The problem: Write out every entry precisely as given, leaving the pictures out.

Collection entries
>> START

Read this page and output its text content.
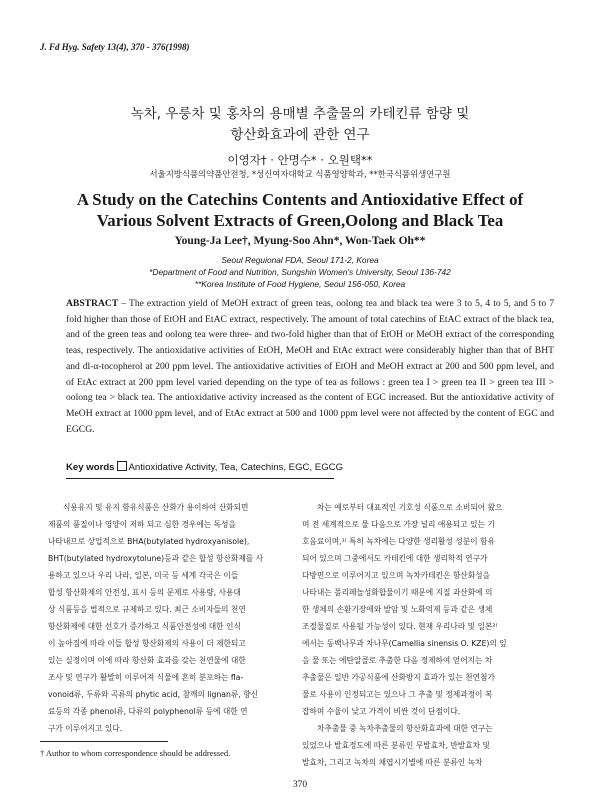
J. Fd Hyg. Safety 13(4), 370 - 376(1998)
녹차, 우룽차 및 홍차의 용매별 추출물의 카테킨류 함량 및
항산화효과에 관한 연구
이영자† · 안명수* · 오원택**
서울지방식품의약품안전청, *성신여자대학교 식품영양학과, **한국식품위생연구원
A Study on the Catechins Contents and Antioxidative Effect of
Various Solvent Extracts of Green,Oolong and Black Tea
Young-Ja Lee†, Myung-Soo Ahn*, Won-Taek Oh**
Seoul Reguional FDA, Seoul 171-2, Korea
*Department of Food and Nutrition, Sungshin Women's University, Seoul 136-742
**Korea Institute of Food Hygiene, Seoul 156-050, Korea
ABSTRACT – The extraction yield of MeOH extract of green teas, oolong tea and black tea were 3 to 5, 4 to 5, and 5 to 7 fold higher than those of EtOH and EtAC extract, respectively. The amount of total catechins of EtAC extract of the black tea, and of the green teas and oolong tea were three- and two-fold higher than that of EtOH or MeOH extract of the corresponding teas, respectively. The antioxidative activities of EtOH, MeOH and EtAc extract were considerably higher than that of BHT and dl-α-tocopherol at 200 ppm level. The antioxidative activities of EtOH and MeOH extract at 200 and 500 ppm level, and of EtAc extract at 200 ppm level varied depending on the type of tea as follows : green tea I > green tea II > green tea III > oolong tea > black tea. The antioxidative activity increased as the content of EGC increased. But the antioxidative activity of MeOH extract at 1000 ppm level, and of EtAc extract at 500 and 1000 ppm level were not affected by the content of EGC and EGCG.
Key words Antioxidative Activity, Tea, Catechins, EGC, EGCG

식용유지 및 유지 함유식품은 산화가 용이하여 산화되면

제품의 품질이나 영양이 저하 되고 심한 경우에는 독성을

나타내므로 상업적으로 BHA(butylated hydroxyanisole),

BHT(butylated hydroxytolune)등과 같은 합성 항산화제를 사

용하고 있으나 우리 나라, 일본, 미국 등 세계 각국은 이들

합성 항산화제의 안전성, 표시 등의 문제로 사용량, 사용대

상 식품등을 법적으로 규제하고 있다. 최근 소비자들의 천연

항산화제에 대한 선호가 증가하고 식품안전성에 대한 인식

이 높아짐에 따라 이들 합성 항산화제의 사용이 더 제한되고

있는 실정이며 이에 따라 항산화 효과를 갖는 천연물에 대한

조사 및 연구가 활발히 이루어져 식물에 흔히 분포하는 fla-

vonoid류, 두류와 곡류의 phytic acid, 참깨의 lignan류, 향신

료등의 각종 phenol류, 다류의 polyphenol류 등에 대한 연

구가 이루어지고 있다.

차는 예로부터 대표적인 기호성 식품으로 소비되어 왔으

며 전 세계적으로 물 다음으로 가장 널리 애용되고 있는 기

호음료이며,¹⁾ 특히 녹차에는 다양한 생리활성 성분이 함유

되어 있으며 그중에서도 카테킨에 대한 생리학적 연구가

다방면으로 이루어지고 있으며 녹차카테킨은 항산화성을

나타내는 폴리페놀성화합물이기 때문에 지질 과산화에 의

한 생체의 손환기장애와 발암 및 노화억제 등과 같은 생체

조절물질로 사용될 가능성이 있다. 현재 우리나라 및 일본²⁾

에서는 동백나무과 차나무(Camellia sinensis O. KZE)의 잎

을 물 또는 에탄알콜로 추출한 다음 정제하여 얻어지는 차

추출물은 일반 가공식품에 산화방지 효과가 있는 천연첨가

물로 사용이 인정되고는 있으나 그 추출 및 정제과정이 복

잡하며 수율이 낮고 가격이 비싼 것이 단점이다.

차추출물 중 녹차추출물의 항산화효과에 대한 연구는

있었으나 발효정도에 따른 분류인 무발효차, 반발효차 및

발효차, 그리고 녹차의 채엽시기별에 따른 분류인 녹차

† Author to whom correspondence should be addressed.
370
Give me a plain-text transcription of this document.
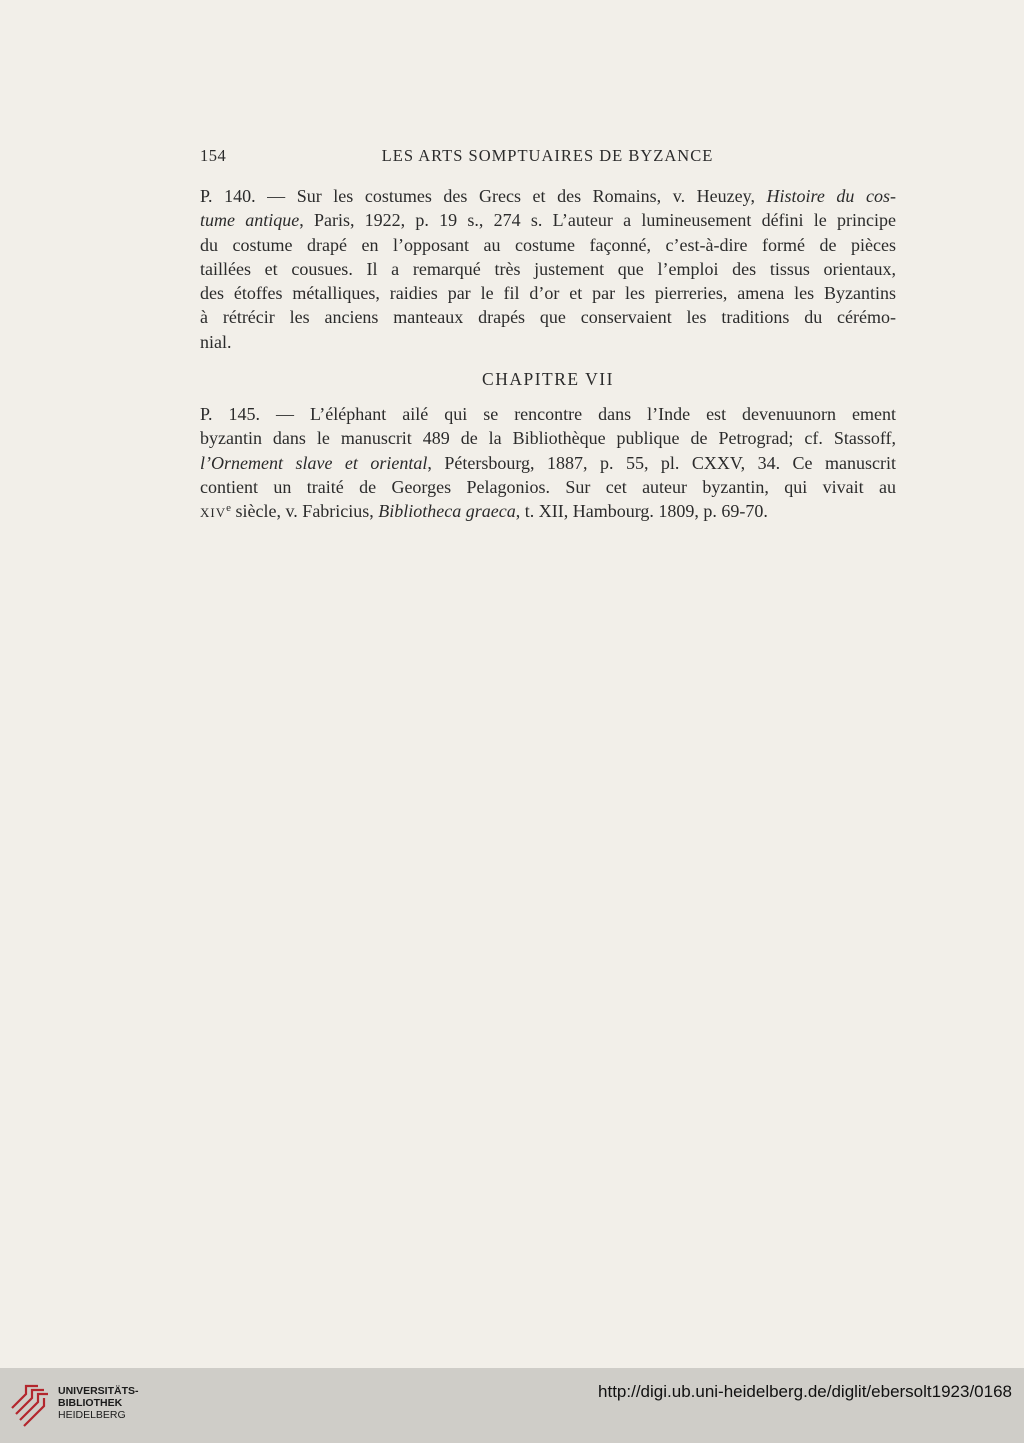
154	LES ARTS SOMPTUAIRES DE BYZANCE

P. 140. — Sur les costumes des Grecs et des Romains, v. Heuzey, Histoire du cos-
tume antique, Paris, 1922, p. 19 s., 274 s. L’auteur a lumineusement défini le principe
du costume drapé en l’opposant au costume façonné, c’est-à-dire formé de pièces
taillées et cousues. Il a remarqué très justement que l’emploi des tissus orientaux,
des étoffes métalliques, raidies par le fil d’or et par les pierreries, amena les Byzantins
à rétrécir les anciens manteaux drapés que conservaient les traditions du cérémo-
nial.

CHAPITRE VII

P. 145. — L’éléphant ailé qui se rencontre dans l’Inde est devenuunorn ement
byzantin dans le manuscrit 489 de la Bibliothèque publique de Petrograd; cf. Stassoff,
l’Ornement slave et oriental, Pétersbourg, 1887, p. 55, pl. CXXV, 34. Ce manuscrit
contient un traité de Georges Pelagonios. Sur cet auteur byzantin, qui vivait au
XIVe siècle, v. Fabricius, Bibliotheca graeca, t. XII, Hambourg. 1809, p. 69-70.

UNIVERSITÄTS-
BIBLIOTHEK
HEIDELBERG
http://digi.ub.uni-heidelberg.de/diglit/ebersolt1923/0168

>> END

Solution to this problem:
Read this page and output its text content.
J. Fd Hyg. Safety 13(4), 370 - 376(1998)
녹차, 우룽차 및 홍차의 용매별 추출물의 카테킨류 함량 및
항산화효과에 관한 연구
이영자† · 안명수* · 오원택**
서울지방식품의약품안전청, *성신여자대학교 식품영양학과, **한국식품위생연구원
A Study on the Catechins Contents and Antioxidative Effect of
Various Solvent Extracts of Green,Oolong and Black Tea
Young-Ja Lee†, Myung-Soo Ahn*, Won-Taek Oh**
Seoul Reguional FDA, Seoul 171-2, Korea
*Department of Food and Nutrition, Sungshin Women's University, Seoul 136-742
**Korea Institute of Food Hygiene, Seoul 156-050, Korea
ABSTRACT – The extraction yield of MeOH extract of green teas, oolong tea and black tea were 3 to 5, 4 to 5, and 5 to 7 fold higher than those of EtOH and EtAC extract, respectively. The amount of total catechins of EtAC extract of the black tea, and of the green teas and oolong tea were three- and two-fold higher than that of EtOH or MeOH extract of the corresponding teas, respectively. The antioxidative activities of EtOH, MeOH and EtAc extract were considerably higher than that of BHT and dl-α-tocopherol at 200 ppm level. The antioxidative activities of EtOH and MeOH extract at 200 and 500 ppm level, and of EtAc extract at 200 ppm level varied depending on the type of tea as follows : green tea I > green tea II > green tea III > oolong tea > black tea. The antioxidative activity increased as the content of EGC increased. But the antioxidative activity of MeOH extract at 1000 ppm level, and of EtAc extract at 500 and 1000 ppm level were not affected by the content of EGC and EGCG.
Key words Antioxidative Activity, Tea, Catechins, EGC, EGCG

식용유지 및 유지 함유식품은 산화가 용이하여 산화되면

제품의 품질이나 영양이 저하 되고 심한 경우에는 독성을

나타내므로 상업적으로 BHA(butylated hydroxyanisole),

BHT(butylated hydroxytolune)등과 같은 합성 항산화제를 사

용하고 있으나 우리 나라, 일본, 미국 등 세계 각국은 이들

합성 항산화제의 안전성, 표시 등의 문제로 사용량, 사용대

상 식품등을 법적으로 규제하고 있다. 최근 소비자들의 천연

항산화제에 대한 선호가 증가하고 식품안전성에 대한 인식

이 높아짐에 따라 이들 합성 항산화제의 사용이 더 제한되고

있는 실정이며 이에 따라 항산화 효과를 갖는 천연물에 대한

조사 및 연구가 활발히 이루어져 식물에 흔히 분포하는 fla-

vonoid류, 두류와 곡류의 phytic acid, 참깨의 lignan류, 향신

료등의 각종 phenol류, 다류의 polyphenol류 등에 대한 연

구가 이루어지고 있다.

차는 예로부터 대표적인 기호성 식품으로 소비되어 왔으

며 전 세계적으로 물 다음으로 가장 널리 애용되고 있는 기

호음료이며,¹⁾ 특히 녹차에는 다양한 생리활성 성분이 함유

되어 있으며 그중에서도 카테킨에 대한 생리학적 연구가

다방면으로 이루어지고 있으며 녹차카테킨은 항산화성을

나타내는 폴리페놀성화합물이기 때문에 지질 과산화에 의

한 생체의 손환기장애와 발암 및 노화억제 등과 같은 생체

조절물질로 사용될 가능성이 있다. 현재 우리나라 및 일본²⁾

에서는 동백나무과 차나무(Camellia sinensis O. KZE)의 잎

을 물 또는 에탄알콜로 추출한 다음 정제하여 얻어지는 차

추출물은 일반 가공식품에 산화방지 효과가 있는 천연첨가

물로 사용이 인정되고는 있으나 그 추출 및 정제과정이 복

잡하며 수율이 낮고 가격이 비싼 것이 단점이다.

차추출물 중 녹차추출물의 항산화효과에 대한 연구는

있었으나 발효정도에 따른 분류인 무발효차, 반발효차 및

발효차, 그리고 녹차의 채엽시기별에 따른 분류인 녹차

† Author to whom correspondence should be addressed.
370
Give me a plain-text transcription of this document.
154	LES ARTS SOMPTUAIRES DE BYZANCE

P. 140. — Sur les costumes des Grecs et des Romains, v. Heuzey, Histoire du cos-
tume antique, Paris, 1922, p. 19 s., 274 s. L’auteur a lumineusement défini le principe
du costume drapé en l’opposant au costume façonné, c’est-à-dire formé de pièces
taillées et cousues. Il a remarqué très justement que l’emploi des tissus orientaux,
des étoffes métalliques, raidies par le fil d’or et par les pierreries, amena les Byzantins
à rétrécir les anciens manteaux drapés que conservaient les traditions du cérémo-
nial.

CHAPITRE VII

P. 145. — L’éléphant ailé qui se rencontre dans l’Inde est devenuunorn ement
byzantin dans le manuscrit 489 de la Bibliothèque publique de Petrograd; cf. Stassoff,
l’Ornement slave et oriental, Pétersbourg, 1887, p. 55, pl. CXXV, 34. Ce manuscrit
contient un traité de Georges Pelagonios. Sur cet auteur byzantin, qui vivait au
XIVe siècle, v. Fabricius, Bibliotheca graeca, t. XII, Hambourg. 1809, p. 69-70.

UNIVERSITÄTS-
BIBLIOTHEK
HEIDELBERG
http://digi.ub.uni-heidelberg.de/diglit/ebersolt1923/0168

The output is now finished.